» DIRECTIONS FOR THIS TASK:
Copy out each line of the data holding "Steam".

[Data records]
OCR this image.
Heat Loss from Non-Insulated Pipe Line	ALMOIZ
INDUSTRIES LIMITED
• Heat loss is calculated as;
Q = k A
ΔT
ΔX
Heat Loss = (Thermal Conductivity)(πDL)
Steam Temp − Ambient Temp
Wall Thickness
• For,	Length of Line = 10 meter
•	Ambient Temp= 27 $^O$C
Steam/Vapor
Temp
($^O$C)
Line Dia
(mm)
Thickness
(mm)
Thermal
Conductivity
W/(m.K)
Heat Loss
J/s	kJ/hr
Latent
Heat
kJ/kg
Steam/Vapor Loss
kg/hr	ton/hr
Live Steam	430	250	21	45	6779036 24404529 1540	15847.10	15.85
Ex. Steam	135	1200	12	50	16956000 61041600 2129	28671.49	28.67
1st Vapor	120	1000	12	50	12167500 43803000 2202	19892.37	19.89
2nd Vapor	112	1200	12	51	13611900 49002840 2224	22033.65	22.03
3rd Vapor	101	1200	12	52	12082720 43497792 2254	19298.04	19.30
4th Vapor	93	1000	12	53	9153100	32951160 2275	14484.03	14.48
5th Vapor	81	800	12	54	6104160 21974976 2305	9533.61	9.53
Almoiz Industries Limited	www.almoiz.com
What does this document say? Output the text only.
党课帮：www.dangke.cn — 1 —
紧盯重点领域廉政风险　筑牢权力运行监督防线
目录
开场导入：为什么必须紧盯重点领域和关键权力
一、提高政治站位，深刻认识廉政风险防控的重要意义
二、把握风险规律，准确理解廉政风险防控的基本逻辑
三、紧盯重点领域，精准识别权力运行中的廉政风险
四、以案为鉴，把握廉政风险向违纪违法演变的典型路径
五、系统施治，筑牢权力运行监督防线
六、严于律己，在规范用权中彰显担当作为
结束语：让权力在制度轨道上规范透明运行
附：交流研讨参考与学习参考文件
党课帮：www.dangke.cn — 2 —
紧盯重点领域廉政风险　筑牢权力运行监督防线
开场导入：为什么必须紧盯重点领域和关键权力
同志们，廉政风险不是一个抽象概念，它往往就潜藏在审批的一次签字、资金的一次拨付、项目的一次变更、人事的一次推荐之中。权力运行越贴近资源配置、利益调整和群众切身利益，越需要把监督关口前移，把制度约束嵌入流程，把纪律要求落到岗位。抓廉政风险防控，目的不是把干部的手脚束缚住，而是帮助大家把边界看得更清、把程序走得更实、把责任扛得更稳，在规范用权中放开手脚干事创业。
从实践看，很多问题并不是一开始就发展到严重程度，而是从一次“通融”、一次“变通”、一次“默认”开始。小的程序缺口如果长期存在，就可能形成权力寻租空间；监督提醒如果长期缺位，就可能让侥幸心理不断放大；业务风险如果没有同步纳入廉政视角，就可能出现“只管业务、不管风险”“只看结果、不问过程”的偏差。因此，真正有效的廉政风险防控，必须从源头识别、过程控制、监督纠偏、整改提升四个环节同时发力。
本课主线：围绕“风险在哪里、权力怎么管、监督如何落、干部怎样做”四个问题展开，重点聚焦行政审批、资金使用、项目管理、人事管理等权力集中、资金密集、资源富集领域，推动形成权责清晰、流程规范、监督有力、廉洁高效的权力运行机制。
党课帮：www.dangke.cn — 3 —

» REPLY TO THE TASK:
Steam Temp − Ambient Temp
Steam/Vapor
Steam/Vapor Loss
Live Steam	430	250	21	45	6779036 24404529 1540	15847.10	15.85
Ex. Steam	135	1200	12	50	16956000 61041600 2129	28671.49	28.67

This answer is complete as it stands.